Work to complete:
Restate, word for word, all of the material shown below.

Data provided:
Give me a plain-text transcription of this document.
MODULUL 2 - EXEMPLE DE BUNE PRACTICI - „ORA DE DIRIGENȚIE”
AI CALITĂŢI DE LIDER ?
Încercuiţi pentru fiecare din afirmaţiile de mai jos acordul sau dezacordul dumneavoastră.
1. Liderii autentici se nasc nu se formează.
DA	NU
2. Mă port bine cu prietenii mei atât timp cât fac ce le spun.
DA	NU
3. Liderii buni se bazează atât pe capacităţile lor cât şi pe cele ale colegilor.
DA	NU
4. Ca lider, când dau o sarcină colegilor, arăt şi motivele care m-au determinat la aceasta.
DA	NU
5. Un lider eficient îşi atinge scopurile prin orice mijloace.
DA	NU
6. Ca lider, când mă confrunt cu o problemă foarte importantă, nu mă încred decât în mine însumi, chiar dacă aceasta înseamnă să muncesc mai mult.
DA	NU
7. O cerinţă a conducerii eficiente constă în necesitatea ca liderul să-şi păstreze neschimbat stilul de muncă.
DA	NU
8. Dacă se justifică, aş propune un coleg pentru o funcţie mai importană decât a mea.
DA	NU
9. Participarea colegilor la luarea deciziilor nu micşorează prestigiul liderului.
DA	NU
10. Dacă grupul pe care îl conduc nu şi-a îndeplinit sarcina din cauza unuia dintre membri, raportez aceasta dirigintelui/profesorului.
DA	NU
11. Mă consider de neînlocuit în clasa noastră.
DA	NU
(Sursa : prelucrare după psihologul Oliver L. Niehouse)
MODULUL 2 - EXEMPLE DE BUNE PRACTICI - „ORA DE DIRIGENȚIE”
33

Reply to the task:
Give me a plain-text transcription of this document.
MODULUL 2 - EXEMPLE DE BUNE PRACTICI - „ORA DE DIRIGENȚIE”
AI CALITĂŢI DE LIDER ?
Încercuiţi pentru fiecare din afirmaţiile de mai jos acordul sau dezacordul dumneavoastră.
1. Liderii autentici se nasc nu se formează.
DA	NU
2. Mă port bine cu prietenii mei atât timp cât fac ce le spun.
DA	NU
3. Liderii buni se bazează atât pe capacităţile lor cât şi pe cele ale colegilor.
DA	NU
4. Ca lider, când dau o sarcină colegilor, arăt şi motivele care m-au determinat la aceasta.
DA	NU
5. Un lider eficient îşi atinge scopurile prin orice mijloace.
DA	NU
6. Ca lider, când mă confrunt cu o problemă foarte importantă, nu mă încred decât în mine însumi, chiar dacă aceasta înseamnă să muncesc mai mult.
DA	NU
7. O cerinţă a conducerii eficiente constă în necesitatea ca liderul să-şi păstreze neschimbat stilul de muncă.
DA	NU
8. Dacă se justifică, aş propune un coleg pentru o funcţie mai importană decât a mea.
DA	NU
9. Participarea colegilor la luarea deciziilor nu micşorează prestigiul liderului.
DA	NU
10. Dacă grupul pe care îl conduc nu şi-a îndeplinit sarcina din cauza unuia dintre membri, raportez aceasta dirigintelui/profesorului.
DA	NU
11. Mă consider de neînlocuit în clasa noastră.
DA	NU
(Sursa : prelucrare după psihologul Oliver L. Niehouse)
MODULUL 2 - EXEMPLE DE BUNE PRACTICI - „ORA DE DIRIGENȚIE”
33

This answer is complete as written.